### WHAT THIS TASK INVOLVES
Every line holding the string "configured" should be gathered.

### GIVEN DATA

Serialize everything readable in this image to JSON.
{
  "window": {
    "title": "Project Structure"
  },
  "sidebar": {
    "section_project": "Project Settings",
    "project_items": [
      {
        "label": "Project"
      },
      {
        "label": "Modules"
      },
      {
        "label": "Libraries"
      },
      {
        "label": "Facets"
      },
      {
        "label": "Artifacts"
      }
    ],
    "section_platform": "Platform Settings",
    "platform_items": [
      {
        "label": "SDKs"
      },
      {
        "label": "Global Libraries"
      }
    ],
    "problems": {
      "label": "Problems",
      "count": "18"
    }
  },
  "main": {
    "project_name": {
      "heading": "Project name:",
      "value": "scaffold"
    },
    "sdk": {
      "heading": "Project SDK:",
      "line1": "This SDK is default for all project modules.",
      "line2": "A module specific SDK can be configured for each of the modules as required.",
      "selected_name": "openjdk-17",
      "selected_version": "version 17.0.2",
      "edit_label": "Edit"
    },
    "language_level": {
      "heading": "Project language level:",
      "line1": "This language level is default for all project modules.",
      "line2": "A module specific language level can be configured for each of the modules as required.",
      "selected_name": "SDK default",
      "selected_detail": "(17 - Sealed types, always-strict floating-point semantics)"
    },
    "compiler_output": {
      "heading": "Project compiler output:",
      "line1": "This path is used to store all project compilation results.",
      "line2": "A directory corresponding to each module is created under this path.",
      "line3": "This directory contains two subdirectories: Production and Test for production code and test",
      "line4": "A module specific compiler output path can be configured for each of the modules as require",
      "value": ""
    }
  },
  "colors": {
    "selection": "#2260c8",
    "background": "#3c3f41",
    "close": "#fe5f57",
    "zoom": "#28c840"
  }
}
...
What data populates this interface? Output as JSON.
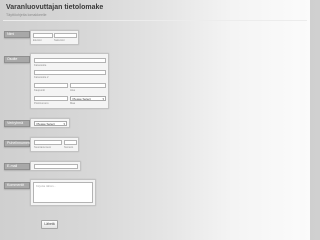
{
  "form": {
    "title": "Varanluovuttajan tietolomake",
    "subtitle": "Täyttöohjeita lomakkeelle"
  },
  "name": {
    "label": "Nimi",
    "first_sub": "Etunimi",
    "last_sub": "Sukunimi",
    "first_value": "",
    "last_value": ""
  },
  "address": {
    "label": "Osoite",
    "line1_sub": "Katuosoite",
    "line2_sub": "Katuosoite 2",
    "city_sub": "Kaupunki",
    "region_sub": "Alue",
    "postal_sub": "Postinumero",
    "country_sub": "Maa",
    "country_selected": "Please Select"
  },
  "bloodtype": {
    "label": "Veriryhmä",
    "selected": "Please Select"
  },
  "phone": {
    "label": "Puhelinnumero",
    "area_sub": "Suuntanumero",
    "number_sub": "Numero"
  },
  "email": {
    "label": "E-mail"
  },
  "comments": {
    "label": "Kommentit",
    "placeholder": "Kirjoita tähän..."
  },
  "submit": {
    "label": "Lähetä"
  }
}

### PROBLEM SOLUTION
      "line2": "A module specific SDK can be configured for each of the modules as required.",
      "line2": "A module specific language level can be configured for each of the modules as required.",
      "line4": "A module specific compiler output path can be configured for each of the modules as require",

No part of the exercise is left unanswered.